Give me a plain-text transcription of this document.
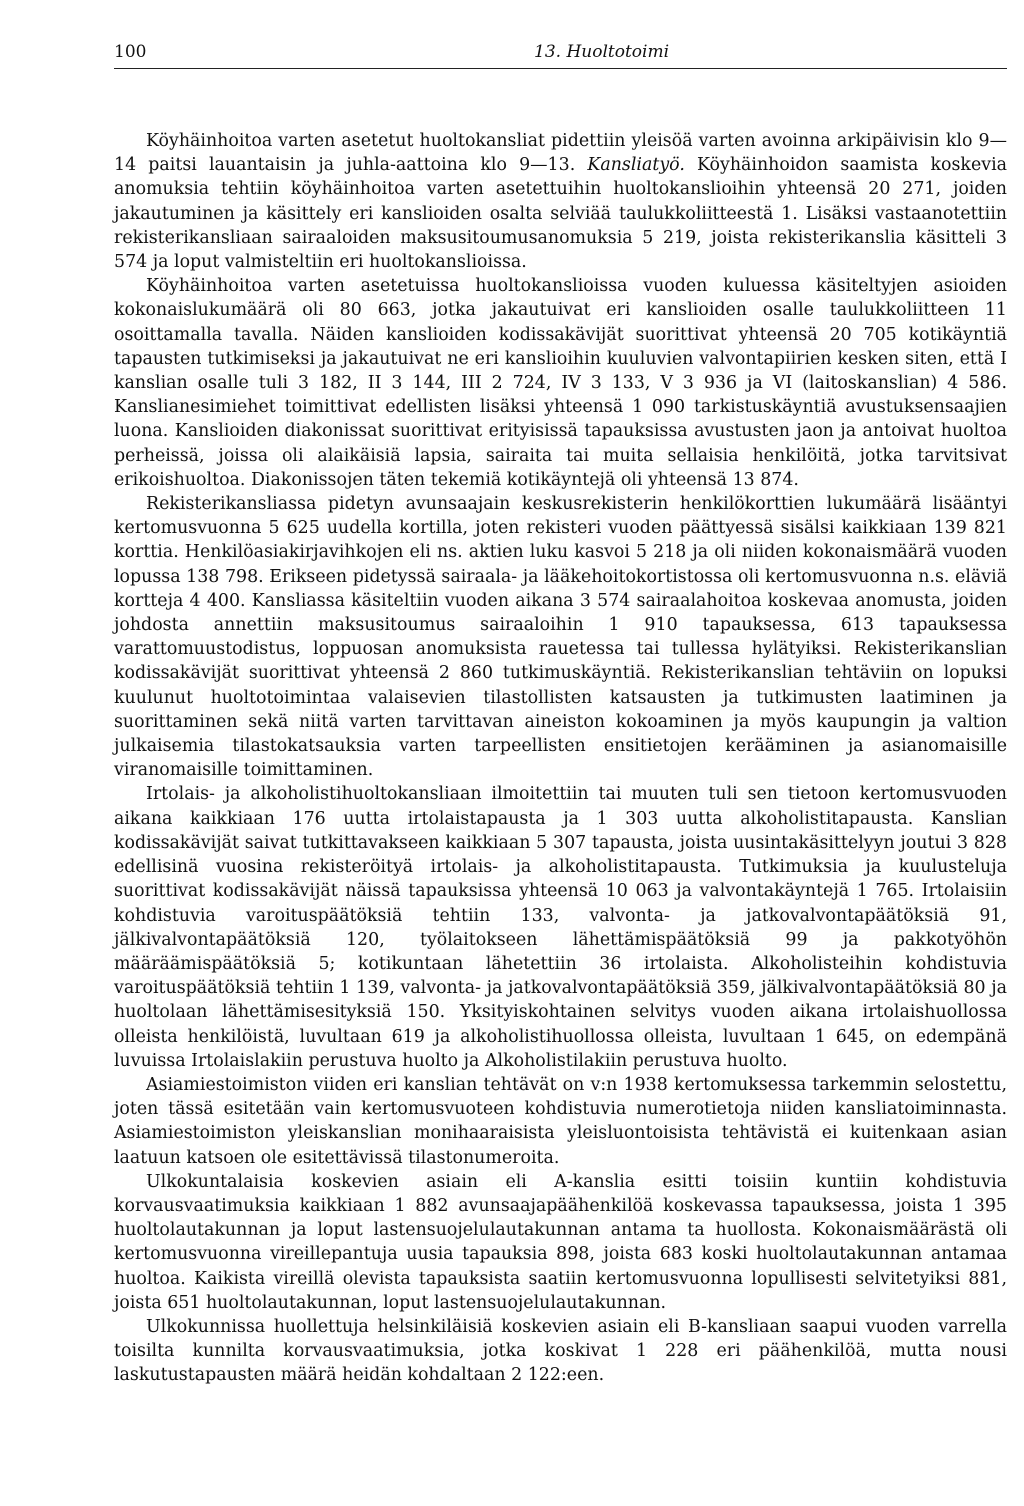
100	13. Huoltotoimi

Köyhäinhoitoa varten asetetut huoltokansliat pidettiin yleisöä varten avoinna arkipäivisin klo 9—14 paitsi lauantaisin ja juhla-aattoina klo 9—13. Kansliatyö. Köyhäinhoidon saamista koskevia anomuksia tehtiin köyhäinhoitoa varten asetettuihin huoltokanslioihin yhteensä 20 271, joiden jakautuminen ja käsittely eri kanslioiden osalta selviää taulukkoliitteestä 1. Lisäksi vastaanotettiin rekisterikansliaan sairaaloiden maksusitoumusanomuksia 5 219, joista rekisterikanslia käsitteli 3 574 ja loput valmisteltiin eri huoltokanslioissa.

Köyhäinhoitoa varten asetetuissa huoltokanslioissa vuoden kuluessa käsiteltyjen asioiden kokonaislukumäärä oli 80 663, jotka jakautuivat eri kanslioiden osalle taulukkoliitteen 11 osoittamalla tavalla. Näiden kanslioiden kodissakävijät suorittivat yhteensä 20 705 kotikäyntiä tapausten tutkimiseksi ja jakautuivat ne eri kanslioihin kuuluvien valvontapiirien kesken siten, että I kanslian osalle tuli 3 182, II 3 144, III 2 724, IV 3 133, V 3 936 ja VI (laitoskanslian) 4 586. Kanslianesimiehet toimittivat edellisten lisäksi yhteensä 1 090 tarkistuskäyntiä avustuksensaajien luona. Kanslioiden diakonissat suorittivat erityisissä tapauksissa avustusten jaon ja antoivat huoltoa perheissä, joissa oli alaikäisiä lapsia, sairaita tai muita sellaisia henkilöitä, jotka tarvitsivat erikoishuoltoa. Diakonissojen täten tekemiä kotikäyntejä oli yhteensä 13 874.

Rekisterikansliassa pidetyn avunsaajain keskusrekisterin henkilökorttien lukumäärä lisääntyi kertomusvuonna 5 625 uudella kortilla, joten rekisteri vuoden päättyessä sisälsi kaikkiaan 139 821 korttia. Henkilöasiakirjavihkojen eli ns. aktien luku kasvoi 5 218 ja oli niiden kokonaismäärä vuoden lopussa 138 798. Erikseen pidetyssä sairaala- ja lääkehoitokortistossa oli kertomusvuonna n.s. eläviä kortteja 4 400. Kansliassa käsiteltiin vuoden aikana 3 574 sairaalahoitoa koskevaa anomusta, joiden johdosta annettiin maksusitoumus sairaaloihin 1 910 tapauksessa, 613 tapauksessa varattomuustodistus, loppuosan anomuksista rauetessa tai tullessa hylätyiksi. Rekisterikanslian kodissakävijät suorittivat yhteensä 2 860 tutkimuskäyntiä. Rekisterikanslian tehtäviin on lopuksi kuulunut huoltotoimintaa valaisevien tilastollisten katsausten ja tutkimusten laatiminen ja suorittaminen sekä niitä varten tarvittavan aineiston kokoaminen ja myös kaupungin ja valtion julkaisemia tilastokatsauksia varten tarpeellisten ensitietojen kerääminen ja asianomaisille viranomaisille toimittaminen.

Irtolais- ja alkoholistihuoltokansliaan ilmoitettiin tai muuten tuli sen tietoon kertomusvuoden aikana kaikkiaan 176 uutta irtolaistapausta ja 1 303 uutta alkoholistitapausta. Kanslian kodissakävijät saivat tutkittavakseen kaikkiaan 5 307 tapausta, joista uusintakäsittelyyn joutui 3 828 edellisinä vuosina rekisteröityä irtolais- ja alkoholistitapausta. Tutkimuksia ja kuulusteluja suorittivat kodissakävijät näissä tapauksissa yhteensä 10 063 ja valvontakäyntejä 1 765. Irtolaisiin kohdistuvia varoituspäätöksiä tehtiin 133, valvonta- ja jatkovalvontapäätöksiä 91, jälkivalvontapäätöksiä 120, työlaitokseen lähettämispäätöksiä 99 ja pakkotyöhön määräämispäätöksiä 5; kotikuntaan lähetettiin 36 irtolaista. Alkoholisteihin kohdistuvia varoituspäätöksiä tehtiin 1 139, valvonta- ja jatkovalvontapäätöksiä 359, jälkivalvontapäätöksiä 80 ja huoltolaan lähettämisesityksiä 150. Yksityiskohtainen selvitys vuoden aikana irtolaishuollossa olleista henkilöistä, luvultaan 619 ja alkoholistihuollossa olleista, luvultaan 1 645, on edempänä luvuissa Irtolaislakiin perustuva huolto ja Alkoholistilakiin perustuva huolto.

Asiamiestoimiston viiden eri kanslian tehtävät on v:n 1938 kertomuksessa tarkemmin selostettu, joten tässä esitetään vain kertomusvuoteen kohdistuvia numerotietoja niiden kansliatoiminnasta. Asiamiestoimiston yleiskanslian monihaaraisista yleisluontoisista tehtävistä ei kuitenkaan asian laatuun katsoen ole esitettävissä tilastonumeroita.

Ulkokuntalaisia koskevien asiain eli A-kanslia esitti toisiin kuntiin kohdistuvia korvausvaatimuksia kaikkiaan 1 882 avunsaajapäähenkilöä koskevassa tapauksessa, joista 1 395 huoltolautakunnan ja loput lastensuojelulautakunnan antama ta huollosta. Kokonaismäärästä oli kertomusvuonna vireillepantuja uusia tapauksia 898, joista 683 koski huoltolautakunnan antamaa huoltoa. Kaikista vireillä olevista tapauksista saatiin kertomusvuonna lopullisesti selvitetyiksi 881, joista 651 huoltolautakunnan, loput lastensuojelulautakunnan.

Ulkokunnissa huollettuja helsinkiläisiä koskevien asiain eli B-kansliaan saapui vuoden varrella toisilta kunnilta korvausvaatimuksia, jotka koskivat 1 228 eri päähenkilöä, mutta nousi laskutustapausten määrä heidän kohdaltaan 2 122:een.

**Your goal:**
Leave the pictures out, and transcribe each of the records exactly.

**Solution:**
Give me a plain-text transcription of this document.
100	13. Huoltotoimi

Köyhäinhoitoa varten asetetut huoltokansliat pidettiin yleisöä varten avoinna arkipäivisin klo 9—14 paitsi lauantaisin ja juhla-aattoina klo 9—13. Kansliatyö. Köyhäinhoidon saamista koskevia anomuksia tehtiin köyhäinhoitoa varten asetettuihin huoltokanslioihin yhteensä 20 271, joiden jakautuminen ja käsittely eri kanslioiden osalta selviää taulukkoliitteestä 1. Lisäksi vastaanotettiin rekisterikansliaan sairaaloiden maksusitoumusanomuksia 5 219, joista rekisterikanslia käsitteli 3 574 ja loput valmisteltiin eri huoltokanslioissa.

Köyhäinhoitoa varten asetetuissa huoltokanslioissa vuoden kuluessa käsiteltyjen asioiden kokonaislukumäärä oli 80 663, jotka jakautuivat eri kanslioiden osalle taulukkoliitteen 11 osoittamalla tavalla. Näiden kanslioiden kodissakävijät suorittivat yhteensä 20 705 kotikäyntiä tapausten tutkimiseksi ja jakautuivat ne eri kanslioihin kuuluvien valvontapiirien kesken siten, että I kanslian osalle tuli 3 182, II 3 144, III 2 724, IV 3 133, V 3 936 ja VI (laitoskanslian) 4 586. Kanslianesimiehet toimittivat edellisten lisäksi yhteensä 1 090 tarkistuskäyntiä avustuksensaajien luona. Kanslioiden diakonissat suorittivat erityisissä tapauksissa avustusten jaon ja antoivat huoltoa perheissä, joissa oli alaikäisiä lapsia, sairaita tai muita sellaisia henkilöitä, jotka tarvitsivat erikoishuoltoa. Diakonissojen täten tekemiä kotikäyntejä oli yhteensä 13 874.

Rekisterikansliassa pidetyn avunsaajain keskusrekisterin henkilökorttien lukumäärä lisääntyi kertomusvuonna 5 625 uudella kortilla, joten rekisteri vuoden päättyessä sisälsi kaikkiaan 139 821 korttia. Henkilöasiakirjavihkojen eli ns. aktien luku kasvoi 5 218 ja oli niiden kokonaismäärä vuoden lopussa 138 798. Erikseen pidetyssä sairaala- ja lääkehoitokortistossa oli kertomusvuonna n.s. eläviä kortteja 4 400. Kansliassa käsiteltiin vuoden aikana 3 574 sairaalahoitoa koskevaa anomusta, joiden johdosta annettiin maksusitoumus sairaaloihin 1 910 tapauksessa, 613 tapauksessa varattomuustodistus, loppuosan anomuksista rauetessa tai tullessa hylätyiksi. Rekisterikanslian kodissakävijät suorittivat yhteensä 2 860 tutkimuskäyntiä. Rekisterikanslian tehtäviin on lopuksi kuulunut huoltotoimintaa valaisevien tilastollisten katsausten ja tutkimusten laatiminen ja suorittaminen sekä niitä varten tarvittavan aineiston kokoaminen ja myös kaupungin ja valtion julkaisemia tilastokatsauksia varten tarpeellisten ensitietojen kerääminen ja asianomaisille viranomaisille toimittaminen.

Irtolais- ja alkoholistihuoltokansliaan ilmoitettiin tai muuten tuli sen tietoon kertomusvuoden aikana kaikkiaan 176 uutta irtolaistapausta ja 1 303 uutta alkoholistitapausta. Kanslian kodissakävijät saivat tutkittavakseen kaikkiaan 5 307 tapausta, joista uusintakäsittelyyn joutui 3 828 edellisinä vuosina rekisteröityä irtolais- ja alkoholistitapausta. Tutkimuksia ja kuulusteluja suorittivat kodissakävijät näissä tapauksissa yhteensä 10 063 ja valvontakäyntejä 1 765. Irtolaisiin kohdistuvia varoituspäätöksiä tehtiin 133, valvonta- ja jatkovalvontapäätöksiä 91, jälkivalvontapäätöksiä 120, työlaitokseen lähettämispäätöksiä 99 ja pakkotyöhön määräämispäätöksiä 5; kotikuntaan lähetettiin 36 irtolaista. Alkoholisteihin kohdistuvia varoituspäätöksiä tehtiin 1 139, valvonta- ja jatkovalvontapäätöksiä 359, jälkivalvontapäätöksiä 80 ja huoltolaan lähettämisesityksiä 150. Yksityiskohtainen selvitys vuoden aikana irtolaishuollossa olleista henkilöistä, luvultaan 619 ja alkoholistihuollossa olleista, luvultaan 1 645, on edempänä luvuissa Irtolaislakiin perustuva huolto ja Alkoholistilakiin perustuva huolto.

Asiamiestoimiston viiden eri kanslian tehtävät on v:n 1938 kertomuksessa tarkemmin selostettu, joten tässä esitetään vain kertomusvuoteen kohdistuvia numerotietoja niiden kansliatoiminnasta. Asiamiestoimiston yleiskanslian monihaaraisista yleisluontoisista tehtävistä ei kuitenkaan asian laatuun katsoen ole esitettävissä tilastonumeroita.

Ulkokuntalaisia koskevien asiain eli A-kanslia esitti toisiin kuntiin kohdistuvia korvausvaatimuksia kaikkiaan 1 882 avunsaajapäähenkilöä koskevassa tapauksessa, joista 1 395 huoltolautakunnan ja loput lastensuojelulautakunnan antama ta huollosta. Kokonaismäärästä oli kertomusvuonna vireillepantuja uusia tapauksia 898, joista 683 koski huoltolautakunnan antamaa huoltoa. Kaikista vireillä olevista tapauksista saatiin kertomusvuonna lopullisesti selvitetyiksi 881, joista 651 huoltolautakunnan, loput lastensuojelulautakunnan.

Ulkokunnissa huollettuja helsinkiläisiä koskevien asiain eli B-kansliaan saapui vuoden varrella toisilta kunnilta korvausvaatimuksia, jotka koskivat 1 228 eri päähenkilöä, mutta nousi laskutustapausten määrä heidän kohdaltaan 2 122:een.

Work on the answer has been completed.